Stated task —
For the entries that follow, state how many lines include the word "Cooling", giving the number and nothing else.

[START OF Dataset records]

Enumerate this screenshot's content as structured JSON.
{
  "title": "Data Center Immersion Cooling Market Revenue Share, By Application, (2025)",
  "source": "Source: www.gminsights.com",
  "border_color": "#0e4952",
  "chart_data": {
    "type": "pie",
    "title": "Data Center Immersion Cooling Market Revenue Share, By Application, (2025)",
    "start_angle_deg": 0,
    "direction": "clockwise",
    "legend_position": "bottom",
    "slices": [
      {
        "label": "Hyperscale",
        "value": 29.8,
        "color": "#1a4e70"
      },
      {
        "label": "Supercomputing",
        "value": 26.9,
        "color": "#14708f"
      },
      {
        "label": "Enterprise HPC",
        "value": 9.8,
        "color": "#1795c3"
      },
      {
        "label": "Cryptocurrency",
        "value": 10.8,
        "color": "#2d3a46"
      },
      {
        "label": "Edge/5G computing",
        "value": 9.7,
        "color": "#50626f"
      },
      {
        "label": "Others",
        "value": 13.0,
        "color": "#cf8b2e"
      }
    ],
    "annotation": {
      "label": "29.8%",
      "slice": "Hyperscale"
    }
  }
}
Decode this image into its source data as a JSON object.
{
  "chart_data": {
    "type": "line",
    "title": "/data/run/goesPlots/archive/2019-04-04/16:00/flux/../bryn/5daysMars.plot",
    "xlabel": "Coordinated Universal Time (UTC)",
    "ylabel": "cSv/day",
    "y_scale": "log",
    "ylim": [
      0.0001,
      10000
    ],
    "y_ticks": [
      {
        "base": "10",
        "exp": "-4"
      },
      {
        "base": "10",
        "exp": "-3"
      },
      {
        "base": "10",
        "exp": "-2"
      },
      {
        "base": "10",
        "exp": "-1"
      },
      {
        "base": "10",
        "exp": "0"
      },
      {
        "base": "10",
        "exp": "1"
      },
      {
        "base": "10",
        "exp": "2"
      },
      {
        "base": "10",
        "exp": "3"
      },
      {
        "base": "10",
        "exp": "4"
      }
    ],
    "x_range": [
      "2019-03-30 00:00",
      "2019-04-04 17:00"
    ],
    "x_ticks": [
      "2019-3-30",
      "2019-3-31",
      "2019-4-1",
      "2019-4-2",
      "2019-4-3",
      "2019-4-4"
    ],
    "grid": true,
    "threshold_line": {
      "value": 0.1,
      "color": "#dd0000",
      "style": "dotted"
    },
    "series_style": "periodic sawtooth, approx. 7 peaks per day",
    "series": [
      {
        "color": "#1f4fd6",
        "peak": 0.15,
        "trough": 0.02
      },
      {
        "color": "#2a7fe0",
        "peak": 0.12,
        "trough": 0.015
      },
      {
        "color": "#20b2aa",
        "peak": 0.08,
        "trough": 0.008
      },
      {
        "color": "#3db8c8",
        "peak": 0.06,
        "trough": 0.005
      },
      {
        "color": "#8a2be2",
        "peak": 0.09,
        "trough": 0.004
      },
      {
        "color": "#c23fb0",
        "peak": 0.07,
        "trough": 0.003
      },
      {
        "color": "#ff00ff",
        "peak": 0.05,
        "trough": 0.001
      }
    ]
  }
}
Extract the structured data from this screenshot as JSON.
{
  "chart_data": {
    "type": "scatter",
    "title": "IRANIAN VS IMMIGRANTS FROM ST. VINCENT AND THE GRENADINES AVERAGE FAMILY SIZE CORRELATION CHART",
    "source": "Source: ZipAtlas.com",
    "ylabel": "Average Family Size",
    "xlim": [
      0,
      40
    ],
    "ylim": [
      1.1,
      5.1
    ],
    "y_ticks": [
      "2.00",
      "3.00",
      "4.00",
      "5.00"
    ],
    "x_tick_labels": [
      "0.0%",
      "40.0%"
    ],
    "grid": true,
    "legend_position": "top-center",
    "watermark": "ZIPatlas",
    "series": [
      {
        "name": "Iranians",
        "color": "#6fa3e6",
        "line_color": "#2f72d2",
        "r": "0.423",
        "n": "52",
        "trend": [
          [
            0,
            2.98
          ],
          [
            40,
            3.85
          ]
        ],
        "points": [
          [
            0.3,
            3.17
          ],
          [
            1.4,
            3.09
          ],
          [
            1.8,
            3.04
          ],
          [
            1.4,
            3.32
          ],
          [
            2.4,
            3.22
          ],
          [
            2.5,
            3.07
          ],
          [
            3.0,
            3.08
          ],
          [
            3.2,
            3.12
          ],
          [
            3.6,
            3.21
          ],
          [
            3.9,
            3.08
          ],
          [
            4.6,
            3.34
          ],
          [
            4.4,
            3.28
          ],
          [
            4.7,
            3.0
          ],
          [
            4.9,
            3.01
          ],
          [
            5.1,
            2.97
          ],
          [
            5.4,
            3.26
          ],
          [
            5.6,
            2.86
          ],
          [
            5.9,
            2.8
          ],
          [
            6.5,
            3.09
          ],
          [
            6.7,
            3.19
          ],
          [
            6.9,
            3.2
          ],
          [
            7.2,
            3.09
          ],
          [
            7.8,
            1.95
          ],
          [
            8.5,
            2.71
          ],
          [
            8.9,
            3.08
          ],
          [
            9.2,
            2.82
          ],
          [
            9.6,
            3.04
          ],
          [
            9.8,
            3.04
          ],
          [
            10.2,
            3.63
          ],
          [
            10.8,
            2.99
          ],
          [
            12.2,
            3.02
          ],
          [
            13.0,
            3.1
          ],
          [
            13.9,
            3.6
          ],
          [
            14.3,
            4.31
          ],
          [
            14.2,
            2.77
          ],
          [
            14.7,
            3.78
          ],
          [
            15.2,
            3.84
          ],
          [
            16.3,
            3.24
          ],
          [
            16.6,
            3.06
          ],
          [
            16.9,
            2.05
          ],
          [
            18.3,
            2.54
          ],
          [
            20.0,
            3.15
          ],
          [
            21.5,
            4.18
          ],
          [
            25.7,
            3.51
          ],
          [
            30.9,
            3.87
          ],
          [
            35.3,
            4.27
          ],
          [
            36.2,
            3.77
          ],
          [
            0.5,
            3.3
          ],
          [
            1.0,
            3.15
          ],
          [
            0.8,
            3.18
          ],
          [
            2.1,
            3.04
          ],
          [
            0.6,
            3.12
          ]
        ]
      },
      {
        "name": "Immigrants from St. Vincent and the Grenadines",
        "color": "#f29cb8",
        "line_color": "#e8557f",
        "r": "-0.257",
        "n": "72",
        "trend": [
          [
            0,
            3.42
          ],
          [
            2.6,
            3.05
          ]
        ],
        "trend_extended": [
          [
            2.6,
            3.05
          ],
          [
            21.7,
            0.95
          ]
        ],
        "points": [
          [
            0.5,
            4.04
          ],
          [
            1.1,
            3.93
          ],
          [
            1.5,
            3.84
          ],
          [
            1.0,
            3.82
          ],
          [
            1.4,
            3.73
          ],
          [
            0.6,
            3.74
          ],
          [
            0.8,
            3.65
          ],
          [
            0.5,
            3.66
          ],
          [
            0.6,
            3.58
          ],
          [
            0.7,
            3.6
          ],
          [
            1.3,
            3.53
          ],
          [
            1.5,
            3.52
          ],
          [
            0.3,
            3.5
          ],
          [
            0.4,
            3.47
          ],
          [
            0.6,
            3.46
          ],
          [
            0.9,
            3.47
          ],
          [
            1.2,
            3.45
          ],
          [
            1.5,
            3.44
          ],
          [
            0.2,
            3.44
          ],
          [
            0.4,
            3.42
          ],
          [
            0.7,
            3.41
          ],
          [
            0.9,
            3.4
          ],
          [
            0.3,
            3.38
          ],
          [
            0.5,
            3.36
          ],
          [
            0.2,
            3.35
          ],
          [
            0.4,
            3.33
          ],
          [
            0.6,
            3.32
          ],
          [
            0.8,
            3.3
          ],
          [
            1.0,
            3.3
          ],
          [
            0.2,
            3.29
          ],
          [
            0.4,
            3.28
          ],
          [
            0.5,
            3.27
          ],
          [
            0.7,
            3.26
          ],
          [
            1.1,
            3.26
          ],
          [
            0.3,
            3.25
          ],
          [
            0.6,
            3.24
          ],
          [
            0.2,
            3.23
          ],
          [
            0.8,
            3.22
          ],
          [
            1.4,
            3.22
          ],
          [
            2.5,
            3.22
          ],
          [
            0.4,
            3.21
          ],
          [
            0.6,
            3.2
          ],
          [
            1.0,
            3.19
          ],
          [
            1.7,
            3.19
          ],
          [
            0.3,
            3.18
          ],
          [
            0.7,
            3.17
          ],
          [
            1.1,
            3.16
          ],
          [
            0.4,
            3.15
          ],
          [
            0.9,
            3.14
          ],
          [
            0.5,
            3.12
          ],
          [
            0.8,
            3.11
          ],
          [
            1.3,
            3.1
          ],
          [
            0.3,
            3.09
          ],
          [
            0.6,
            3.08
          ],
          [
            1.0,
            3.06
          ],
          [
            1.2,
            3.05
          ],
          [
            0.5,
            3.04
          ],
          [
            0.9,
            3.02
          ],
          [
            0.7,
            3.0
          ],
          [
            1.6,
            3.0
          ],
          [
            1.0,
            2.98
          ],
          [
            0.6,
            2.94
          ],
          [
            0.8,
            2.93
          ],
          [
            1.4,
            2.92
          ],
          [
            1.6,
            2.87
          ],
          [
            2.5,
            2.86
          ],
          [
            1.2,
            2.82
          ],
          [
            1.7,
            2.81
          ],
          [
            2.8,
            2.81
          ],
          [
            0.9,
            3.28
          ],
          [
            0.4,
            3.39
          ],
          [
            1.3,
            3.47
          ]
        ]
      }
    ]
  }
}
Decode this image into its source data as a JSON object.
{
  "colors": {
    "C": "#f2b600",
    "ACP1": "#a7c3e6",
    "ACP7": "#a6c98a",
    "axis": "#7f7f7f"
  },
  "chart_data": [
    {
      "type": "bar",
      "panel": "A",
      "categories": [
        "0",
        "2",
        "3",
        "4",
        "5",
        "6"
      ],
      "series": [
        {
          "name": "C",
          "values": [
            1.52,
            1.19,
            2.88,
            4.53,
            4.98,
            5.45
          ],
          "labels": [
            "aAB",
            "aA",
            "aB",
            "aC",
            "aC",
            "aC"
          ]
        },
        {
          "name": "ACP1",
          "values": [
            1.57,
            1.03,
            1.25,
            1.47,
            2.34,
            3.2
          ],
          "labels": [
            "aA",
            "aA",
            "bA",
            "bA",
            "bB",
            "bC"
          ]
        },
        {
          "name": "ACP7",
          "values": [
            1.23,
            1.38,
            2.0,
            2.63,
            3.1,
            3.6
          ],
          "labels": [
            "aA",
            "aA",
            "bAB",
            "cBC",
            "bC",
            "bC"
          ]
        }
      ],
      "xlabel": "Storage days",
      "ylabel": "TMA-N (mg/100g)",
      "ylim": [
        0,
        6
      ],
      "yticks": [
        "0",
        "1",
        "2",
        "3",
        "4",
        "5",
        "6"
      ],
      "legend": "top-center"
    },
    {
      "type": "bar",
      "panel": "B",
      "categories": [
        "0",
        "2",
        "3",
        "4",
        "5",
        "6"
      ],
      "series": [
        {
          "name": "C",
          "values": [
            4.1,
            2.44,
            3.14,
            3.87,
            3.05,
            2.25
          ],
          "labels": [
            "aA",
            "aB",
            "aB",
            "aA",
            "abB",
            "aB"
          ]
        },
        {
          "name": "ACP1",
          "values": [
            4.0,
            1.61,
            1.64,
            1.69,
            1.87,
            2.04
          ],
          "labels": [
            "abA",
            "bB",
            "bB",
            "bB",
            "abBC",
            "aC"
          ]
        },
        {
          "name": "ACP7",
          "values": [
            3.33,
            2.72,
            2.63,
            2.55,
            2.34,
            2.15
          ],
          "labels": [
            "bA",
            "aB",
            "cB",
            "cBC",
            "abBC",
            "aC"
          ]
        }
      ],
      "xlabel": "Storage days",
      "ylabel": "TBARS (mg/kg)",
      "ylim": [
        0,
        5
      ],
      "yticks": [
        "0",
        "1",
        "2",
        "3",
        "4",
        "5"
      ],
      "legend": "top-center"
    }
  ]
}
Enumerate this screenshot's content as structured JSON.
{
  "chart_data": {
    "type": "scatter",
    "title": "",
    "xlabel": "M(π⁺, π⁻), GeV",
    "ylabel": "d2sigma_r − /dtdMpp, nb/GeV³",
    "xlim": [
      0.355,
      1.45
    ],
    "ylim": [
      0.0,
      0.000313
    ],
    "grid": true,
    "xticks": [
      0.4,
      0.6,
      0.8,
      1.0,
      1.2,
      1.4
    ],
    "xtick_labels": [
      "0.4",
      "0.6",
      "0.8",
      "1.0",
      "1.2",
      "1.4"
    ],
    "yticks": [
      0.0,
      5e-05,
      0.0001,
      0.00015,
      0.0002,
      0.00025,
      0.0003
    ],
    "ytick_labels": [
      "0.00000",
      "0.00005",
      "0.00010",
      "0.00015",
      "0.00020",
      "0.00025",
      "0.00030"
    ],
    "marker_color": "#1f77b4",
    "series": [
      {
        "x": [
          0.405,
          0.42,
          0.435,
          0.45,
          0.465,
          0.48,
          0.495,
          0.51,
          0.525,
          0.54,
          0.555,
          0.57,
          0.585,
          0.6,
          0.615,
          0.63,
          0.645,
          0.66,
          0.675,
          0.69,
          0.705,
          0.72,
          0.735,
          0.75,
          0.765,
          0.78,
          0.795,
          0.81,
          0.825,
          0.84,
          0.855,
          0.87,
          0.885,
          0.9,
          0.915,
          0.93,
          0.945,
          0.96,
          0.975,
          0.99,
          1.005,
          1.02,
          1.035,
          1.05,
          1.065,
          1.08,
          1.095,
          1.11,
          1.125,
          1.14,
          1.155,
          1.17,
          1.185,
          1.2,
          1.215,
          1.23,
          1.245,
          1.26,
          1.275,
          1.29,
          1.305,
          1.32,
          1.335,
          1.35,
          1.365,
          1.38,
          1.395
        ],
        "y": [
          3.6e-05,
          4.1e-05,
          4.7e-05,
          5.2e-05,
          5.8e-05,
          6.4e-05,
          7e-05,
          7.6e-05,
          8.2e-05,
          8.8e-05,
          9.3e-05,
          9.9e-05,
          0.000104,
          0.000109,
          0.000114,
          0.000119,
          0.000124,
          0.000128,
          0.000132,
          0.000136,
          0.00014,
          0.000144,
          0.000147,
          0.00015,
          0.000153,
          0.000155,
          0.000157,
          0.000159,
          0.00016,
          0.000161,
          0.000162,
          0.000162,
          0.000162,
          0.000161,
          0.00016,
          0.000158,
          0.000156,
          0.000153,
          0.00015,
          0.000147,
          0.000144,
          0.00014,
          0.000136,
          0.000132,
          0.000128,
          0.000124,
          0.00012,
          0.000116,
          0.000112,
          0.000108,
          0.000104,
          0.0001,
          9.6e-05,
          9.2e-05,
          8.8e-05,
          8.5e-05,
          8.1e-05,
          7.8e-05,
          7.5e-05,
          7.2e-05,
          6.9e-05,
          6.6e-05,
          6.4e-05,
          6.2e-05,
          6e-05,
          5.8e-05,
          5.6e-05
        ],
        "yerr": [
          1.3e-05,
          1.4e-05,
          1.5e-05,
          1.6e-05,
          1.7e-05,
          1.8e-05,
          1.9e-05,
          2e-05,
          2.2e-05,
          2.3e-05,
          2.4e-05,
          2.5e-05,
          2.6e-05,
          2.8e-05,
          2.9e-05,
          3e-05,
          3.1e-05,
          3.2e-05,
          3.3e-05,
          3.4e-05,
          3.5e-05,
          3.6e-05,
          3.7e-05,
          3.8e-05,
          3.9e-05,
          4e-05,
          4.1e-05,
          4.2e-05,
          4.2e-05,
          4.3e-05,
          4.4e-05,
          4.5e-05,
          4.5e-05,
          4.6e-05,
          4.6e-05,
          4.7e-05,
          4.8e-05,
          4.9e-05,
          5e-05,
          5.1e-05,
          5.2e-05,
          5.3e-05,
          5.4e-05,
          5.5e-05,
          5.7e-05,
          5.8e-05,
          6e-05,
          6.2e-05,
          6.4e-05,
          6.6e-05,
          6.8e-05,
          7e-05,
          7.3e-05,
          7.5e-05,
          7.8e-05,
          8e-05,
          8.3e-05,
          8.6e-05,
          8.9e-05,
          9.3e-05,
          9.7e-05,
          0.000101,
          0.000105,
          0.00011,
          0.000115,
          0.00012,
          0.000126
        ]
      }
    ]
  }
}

[END OF Dataset records]

Completed task —
2